- Recorded information -
---*---

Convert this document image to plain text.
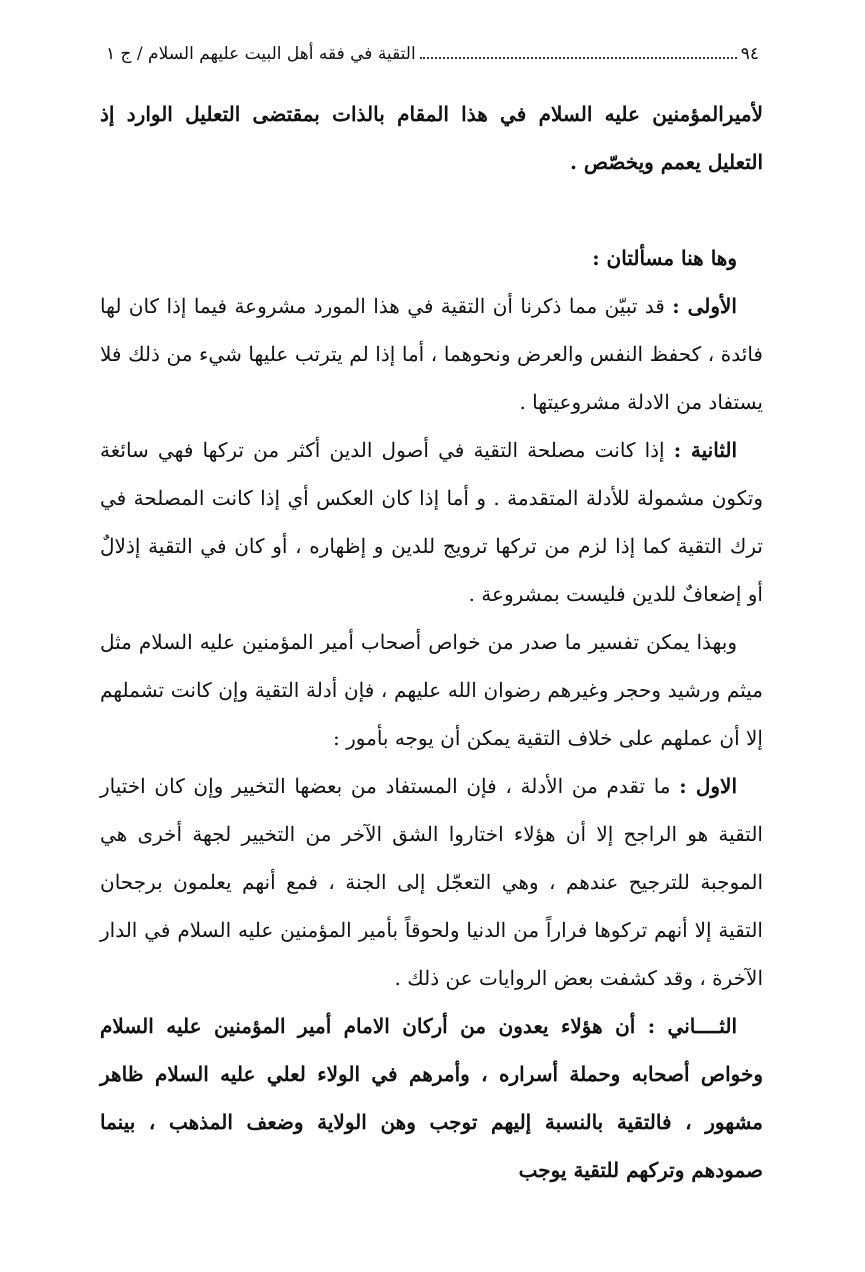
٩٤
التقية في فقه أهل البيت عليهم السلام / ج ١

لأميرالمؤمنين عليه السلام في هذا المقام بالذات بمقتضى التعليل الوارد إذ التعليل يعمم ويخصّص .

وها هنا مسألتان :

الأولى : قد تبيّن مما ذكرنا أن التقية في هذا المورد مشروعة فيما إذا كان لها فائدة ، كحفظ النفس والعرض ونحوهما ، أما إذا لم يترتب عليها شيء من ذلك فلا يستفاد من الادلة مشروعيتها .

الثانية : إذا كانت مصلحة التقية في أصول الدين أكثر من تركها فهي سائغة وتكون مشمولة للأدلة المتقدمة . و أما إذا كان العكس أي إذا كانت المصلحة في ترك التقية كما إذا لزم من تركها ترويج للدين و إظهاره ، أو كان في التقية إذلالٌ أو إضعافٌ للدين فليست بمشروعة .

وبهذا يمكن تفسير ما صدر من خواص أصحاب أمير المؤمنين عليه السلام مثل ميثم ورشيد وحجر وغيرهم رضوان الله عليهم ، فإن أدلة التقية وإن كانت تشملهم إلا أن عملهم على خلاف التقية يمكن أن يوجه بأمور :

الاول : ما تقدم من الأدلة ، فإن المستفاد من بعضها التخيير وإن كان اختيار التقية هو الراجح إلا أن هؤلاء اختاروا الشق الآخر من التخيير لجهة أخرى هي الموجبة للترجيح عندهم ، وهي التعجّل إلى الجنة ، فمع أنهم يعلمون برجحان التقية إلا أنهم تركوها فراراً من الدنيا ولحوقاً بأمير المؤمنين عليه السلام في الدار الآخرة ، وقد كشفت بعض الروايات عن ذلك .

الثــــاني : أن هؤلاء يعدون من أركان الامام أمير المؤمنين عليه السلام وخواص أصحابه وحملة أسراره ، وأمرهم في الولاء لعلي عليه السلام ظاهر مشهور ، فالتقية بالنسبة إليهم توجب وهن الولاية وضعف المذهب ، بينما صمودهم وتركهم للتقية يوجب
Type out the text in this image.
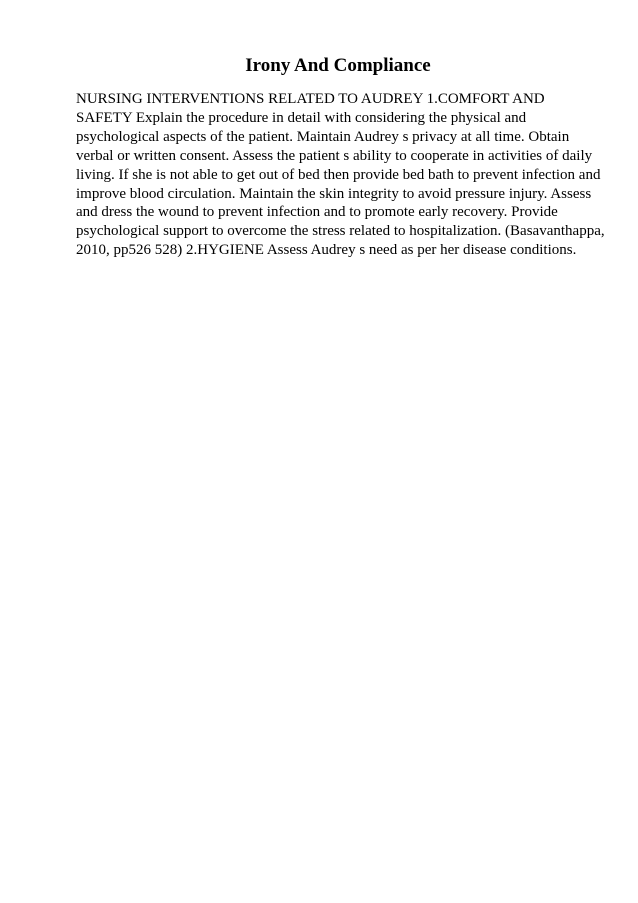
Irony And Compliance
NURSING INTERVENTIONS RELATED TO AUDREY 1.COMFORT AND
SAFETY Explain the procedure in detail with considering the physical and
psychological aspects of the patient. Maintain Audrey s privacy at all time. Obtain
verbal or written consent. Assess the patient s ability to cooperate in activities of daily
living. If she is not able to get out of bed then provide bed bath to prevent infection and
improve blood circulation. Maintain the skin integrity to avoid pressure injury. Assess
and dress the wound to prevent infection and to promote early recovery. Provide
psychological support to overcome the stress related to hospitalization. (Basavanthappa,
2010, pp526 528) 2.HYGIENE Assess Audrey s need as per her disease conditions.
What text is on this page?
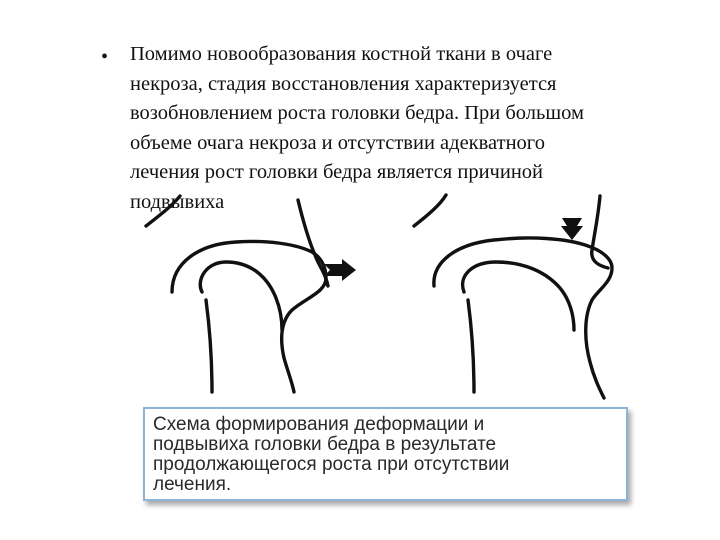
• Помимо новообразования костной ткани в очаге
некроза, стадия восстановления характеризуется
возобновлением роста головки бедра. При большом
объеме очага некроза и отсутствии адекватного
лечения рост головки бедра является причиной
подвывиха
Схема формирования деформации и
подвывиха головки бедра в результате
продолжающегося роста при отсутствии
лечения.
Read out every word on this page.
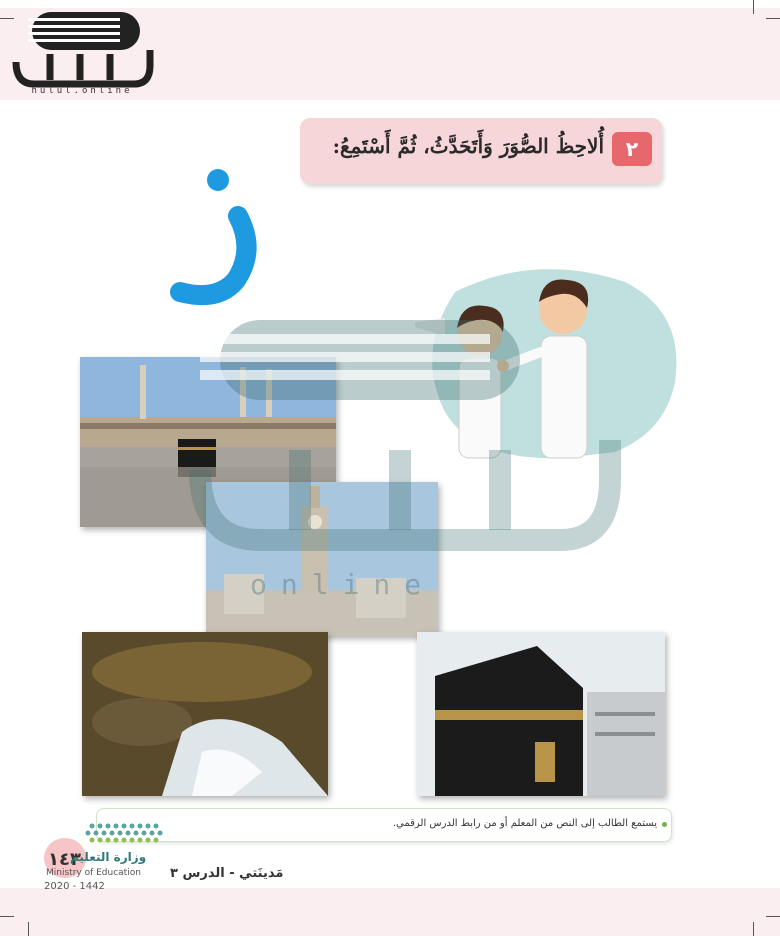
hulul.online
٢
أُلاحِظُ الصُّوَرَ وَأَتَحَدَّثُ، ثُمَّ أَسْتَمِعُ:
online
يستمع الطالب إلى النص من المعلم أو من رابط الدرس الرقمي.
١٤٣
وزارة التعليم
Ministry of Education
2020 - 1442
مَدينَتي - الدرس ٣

---*---

- Directive -
For the listing above, identify each line bearing "infection".

- Expected output -
living. If she is not able to get out of bed then provide bed bath to prevent infection and
and dress the wound to prevent infection and to promote early recovery. Provide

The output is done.